RECORDS SUPPLIED
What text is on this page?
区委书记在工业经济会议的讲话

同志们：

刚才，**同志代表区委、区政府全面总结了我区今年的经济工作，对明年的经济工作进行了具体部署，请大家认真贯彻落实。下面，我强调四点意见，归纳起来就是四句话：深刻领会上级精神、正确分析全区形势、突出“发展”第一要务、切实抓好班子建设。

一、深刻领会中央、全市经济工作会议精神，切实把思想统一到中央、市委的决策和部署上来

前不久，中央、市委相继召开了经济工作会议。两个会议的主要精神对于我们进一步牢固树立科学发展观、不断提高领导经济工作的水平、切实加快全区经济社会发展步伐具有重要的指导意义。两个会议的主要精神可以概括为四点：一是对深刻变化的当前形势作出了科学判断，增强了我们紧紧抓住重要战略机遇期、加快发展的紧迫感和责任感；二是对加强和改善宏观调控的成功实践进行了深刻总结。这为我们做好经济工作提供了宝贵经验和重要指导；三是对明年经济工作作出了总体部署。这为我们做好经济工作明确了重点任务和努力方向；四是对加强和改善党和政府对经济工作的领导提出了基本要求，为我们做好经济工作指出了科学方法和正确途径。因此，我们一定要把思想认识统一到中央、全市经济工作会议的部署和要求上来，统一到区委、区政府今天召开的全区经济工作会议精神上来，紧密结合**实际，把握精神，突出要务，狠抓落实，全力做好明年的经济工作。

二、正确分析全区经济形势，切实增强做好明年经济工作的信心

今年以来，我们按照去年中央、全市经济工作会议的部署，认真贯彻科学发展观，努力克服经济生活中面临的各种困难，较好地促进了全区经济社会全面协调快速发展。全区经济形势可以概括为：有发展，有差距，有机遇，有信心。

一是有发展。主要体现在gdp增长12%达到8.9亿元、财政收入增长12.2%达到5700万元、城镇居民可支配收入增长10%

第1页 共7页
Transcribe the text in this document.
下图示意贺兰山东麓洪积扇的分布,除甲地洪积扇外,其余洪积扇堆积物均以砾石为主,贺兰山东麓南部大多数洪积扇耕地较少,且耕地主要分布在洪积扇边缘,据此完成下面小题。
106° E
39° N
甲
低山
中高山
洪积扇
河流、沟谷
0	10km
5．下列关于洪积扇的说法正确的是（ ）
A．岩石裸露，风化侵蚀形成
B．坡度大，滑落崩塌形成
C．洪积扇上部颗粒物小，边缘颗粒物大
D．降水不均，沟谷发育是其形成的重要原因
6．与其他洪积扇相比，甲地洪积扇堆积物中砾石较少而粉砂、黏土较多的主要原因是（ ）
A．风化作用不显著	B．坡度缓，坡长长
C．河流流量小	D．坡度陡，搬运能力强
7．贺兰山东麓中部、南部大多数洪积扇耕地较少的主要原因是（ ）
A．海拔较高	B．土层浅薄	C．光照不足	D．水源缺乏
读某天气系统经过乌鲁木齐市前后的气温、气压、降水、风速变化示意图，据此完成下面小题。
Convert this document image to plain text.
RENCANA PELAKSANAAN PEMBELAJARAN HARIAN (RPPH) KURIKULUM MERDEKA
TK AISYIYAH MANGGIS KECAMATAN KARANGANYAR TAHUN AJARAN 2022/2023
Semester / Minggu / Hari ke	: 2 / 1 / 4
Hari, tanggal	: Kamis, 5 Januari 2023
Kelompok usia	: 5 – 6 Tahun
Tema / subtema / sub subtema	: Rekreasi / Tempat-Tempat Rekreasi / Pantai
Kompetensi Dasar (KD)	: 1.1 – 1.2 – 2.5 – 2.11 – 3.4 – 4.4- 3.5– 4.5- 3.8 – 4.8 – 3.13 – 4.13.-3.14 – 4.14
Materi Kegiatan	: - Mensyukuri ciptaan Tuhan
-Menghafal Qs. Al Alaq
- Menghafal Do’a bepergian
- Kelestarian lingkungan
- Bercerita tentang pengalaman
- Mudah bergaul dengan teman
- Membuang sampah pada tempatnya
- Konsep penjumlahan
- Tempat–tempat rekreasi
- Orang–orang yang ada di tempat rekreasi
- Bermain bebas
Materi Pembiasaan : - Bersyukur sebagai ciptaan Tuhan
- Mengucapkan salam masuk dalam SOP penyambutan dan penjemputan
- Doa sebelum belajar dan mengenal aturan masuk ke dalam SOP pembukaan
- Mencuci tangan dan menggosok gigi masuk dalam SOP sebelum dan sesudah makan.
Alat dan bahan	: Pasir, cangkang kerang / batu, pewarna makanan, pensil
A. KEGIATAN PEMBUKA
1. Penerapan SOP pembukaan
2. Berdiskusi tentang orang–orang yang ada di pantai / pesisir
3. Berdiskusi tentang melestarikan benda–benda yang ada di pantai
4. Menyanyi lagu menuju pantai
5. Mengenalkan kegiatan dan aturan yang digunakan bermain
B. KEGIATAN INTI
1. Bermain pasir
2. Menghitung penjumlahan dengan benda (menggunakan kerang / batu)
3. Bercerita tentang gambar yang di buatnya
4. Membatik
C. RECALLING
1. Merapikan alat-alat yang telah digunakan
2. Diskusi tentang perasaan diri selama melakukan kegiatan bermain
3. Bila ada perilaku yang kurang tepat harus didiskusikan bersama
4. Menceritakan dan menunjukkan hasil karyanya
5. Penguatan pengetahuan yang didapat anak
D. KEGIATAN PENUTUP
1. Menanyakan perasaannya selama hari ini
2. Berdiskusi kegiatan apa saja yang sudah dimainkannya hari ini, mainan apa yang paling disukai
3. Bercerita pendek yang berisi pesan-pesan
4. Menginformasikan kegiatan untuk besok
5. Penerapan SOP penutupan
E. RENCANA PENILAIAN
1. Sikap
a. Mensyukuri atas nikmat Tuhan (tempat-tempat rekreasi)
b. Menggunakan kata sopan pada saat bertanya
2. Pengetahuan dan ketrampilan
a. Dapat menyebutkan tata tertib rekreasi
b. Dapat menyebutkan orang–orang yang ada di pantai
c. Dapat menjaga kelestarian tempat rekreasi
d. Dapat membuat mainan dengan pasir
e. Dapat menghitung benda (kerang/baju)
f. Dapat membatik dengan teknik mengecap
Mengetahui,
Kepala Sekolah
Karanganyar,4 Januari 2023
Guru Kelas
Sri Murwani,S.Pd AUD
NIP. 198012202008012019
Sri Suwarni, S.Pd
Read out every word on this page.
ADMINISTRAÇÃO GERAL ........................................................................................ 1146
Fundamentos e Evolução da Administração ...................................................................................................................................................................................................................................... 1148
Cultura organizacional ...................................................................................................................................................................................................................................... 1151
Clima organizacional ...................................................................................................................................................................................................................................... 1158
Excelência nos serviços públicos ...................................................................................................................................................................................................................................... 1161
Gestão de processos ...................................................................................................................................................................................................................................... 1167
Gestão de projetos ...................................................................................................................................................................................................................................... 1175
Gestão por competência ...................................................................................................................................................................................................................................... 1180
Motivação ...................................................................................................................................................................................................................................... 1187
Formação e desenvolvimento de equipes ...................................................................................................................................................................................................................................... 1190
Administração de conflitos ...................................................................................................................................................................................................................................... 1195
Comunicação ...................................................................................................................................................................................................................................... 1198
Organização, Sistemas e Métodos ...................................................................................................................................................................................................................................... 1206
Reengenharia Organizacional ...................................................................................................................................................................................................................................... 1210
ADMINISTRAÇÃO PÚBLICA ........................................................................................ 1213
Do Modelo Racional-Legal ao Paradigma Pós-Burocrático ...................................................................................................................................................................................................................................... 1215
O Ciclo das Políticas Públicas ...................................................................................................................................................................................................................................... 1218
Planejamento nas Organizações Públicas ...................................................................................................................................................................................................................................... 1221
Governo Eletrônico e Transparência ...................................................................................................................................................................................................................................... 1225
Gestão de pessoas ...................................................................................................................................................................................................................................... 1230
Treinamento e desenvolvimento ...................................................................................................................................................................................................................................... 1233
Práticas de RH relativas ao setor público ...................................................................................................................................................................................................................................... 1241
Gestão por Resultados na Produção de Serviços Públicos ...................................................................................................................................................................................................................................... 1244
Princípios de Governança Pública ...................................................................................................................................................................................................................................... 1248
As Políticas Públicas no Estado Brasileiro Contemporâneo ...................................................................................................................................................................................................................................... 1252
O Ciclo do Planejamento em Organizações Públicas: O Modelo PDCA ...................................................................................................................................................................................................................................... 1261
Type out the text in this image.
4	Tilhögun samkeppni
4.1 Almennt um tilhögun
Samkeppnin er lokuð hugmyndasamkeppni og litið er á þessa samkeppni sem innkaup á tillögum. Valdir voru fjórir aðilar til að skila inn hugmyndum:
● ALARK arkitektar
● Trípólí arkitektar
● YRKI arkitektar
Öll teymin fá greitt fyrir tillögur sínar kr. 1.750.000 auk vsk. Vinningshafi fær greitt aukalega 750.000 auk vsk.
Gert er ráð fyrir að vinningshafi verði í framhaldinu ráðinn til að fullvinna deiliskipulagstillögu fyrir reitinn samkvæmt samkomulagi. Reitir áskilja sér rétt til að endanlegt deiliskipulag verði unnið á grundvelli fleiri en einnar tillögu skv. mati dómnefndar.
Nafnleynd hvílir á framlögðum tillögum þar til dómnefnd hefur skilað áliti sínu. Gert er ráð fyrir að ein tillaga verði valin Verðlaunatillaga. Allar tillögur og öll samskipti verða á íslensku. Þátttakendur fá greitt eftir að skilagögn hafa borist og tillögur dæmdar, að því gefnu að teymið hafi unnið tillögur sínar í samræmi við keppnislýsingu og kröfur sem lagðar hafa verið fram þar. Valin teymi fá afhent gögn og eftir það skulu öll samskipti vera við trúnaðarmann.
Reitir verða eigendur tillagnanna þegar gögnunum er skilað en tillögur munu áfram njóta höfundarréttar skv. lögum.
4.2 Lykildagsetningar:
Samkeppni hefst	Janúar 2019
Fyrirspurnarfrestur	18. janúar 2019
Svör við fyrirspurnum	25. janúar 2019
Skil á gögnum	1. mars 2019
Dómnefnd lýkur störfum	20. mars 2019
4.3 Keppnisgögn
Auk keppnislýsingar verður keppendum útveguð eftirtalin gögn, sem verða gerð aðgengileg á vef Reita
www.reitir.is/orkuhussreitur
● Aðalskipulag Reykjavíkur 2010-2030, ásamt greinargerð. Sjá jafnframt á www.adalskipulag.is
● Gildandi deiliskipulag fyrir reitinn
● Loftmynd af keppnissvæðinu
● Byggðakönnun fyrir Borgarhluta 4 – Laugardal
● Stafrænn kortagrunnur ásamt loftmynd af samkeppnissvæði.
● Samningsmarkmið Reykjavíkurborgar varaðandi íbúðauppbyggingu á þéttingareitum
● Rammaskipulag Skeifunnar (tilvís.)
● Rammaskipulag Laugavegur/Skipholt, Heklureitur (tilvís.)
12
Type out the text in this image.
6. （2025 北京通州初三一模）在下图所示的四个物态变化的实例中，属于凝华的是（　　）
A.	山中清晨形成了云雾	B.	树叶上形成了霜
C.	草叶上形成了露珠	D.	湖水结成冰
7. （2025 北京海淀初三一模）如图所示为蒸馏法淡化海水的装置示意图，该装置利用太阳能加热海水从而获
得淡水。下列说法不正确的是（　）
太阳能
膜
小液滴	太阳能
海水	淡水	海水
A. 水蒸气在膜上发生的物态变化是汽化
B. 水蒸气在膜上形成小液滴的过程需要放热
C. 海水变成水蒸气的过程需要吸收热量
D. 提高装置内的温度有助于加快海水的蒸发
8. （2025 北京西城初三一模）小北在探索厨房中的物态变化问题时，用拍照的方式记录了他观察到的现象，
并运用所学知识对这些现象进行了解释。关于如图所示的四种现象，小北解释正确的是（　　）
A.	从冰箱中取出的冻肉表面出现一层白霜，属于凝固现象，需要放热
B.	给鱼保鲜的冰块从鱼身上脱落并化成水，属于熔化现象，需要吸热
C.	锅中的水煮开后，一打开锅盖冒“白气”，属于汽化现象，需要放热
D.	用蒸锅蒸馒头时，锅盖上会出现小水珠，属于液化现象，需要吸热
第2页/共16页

WRITTEN REQUEST
List all lines in the material containing the string "tillögum".

ANSWER TO THIS PROBLEM
Samkeppnin er lokuð hugmyndasamkeppni og litið er á þessa samkeppni sem innkaup á tillögum. Valdir voru fjórir aðilar til að skila inn hugmyndum:
Nafnleynd hvílir á framlögðum tillögum þar til dómnefnd hefur skilað áliti sínu. Gert er ráð fyrir að ein tillaga verði valin Verðlaunatillaga. Allar tillögur og öll samskipti verða á íslensku. Þátttakendur fá greitt eftir að skilagögn hafa borist og tillögur dæmdar, að því gefnu að teymið hafi unnið tillögur sínar í samræmi við keppnislýsingu og kröfur sem lagðar hafa verið fram þar. Valin teymi fá afhent gögn og eftir það skulu öll samskipti vera við trúnaðarmann.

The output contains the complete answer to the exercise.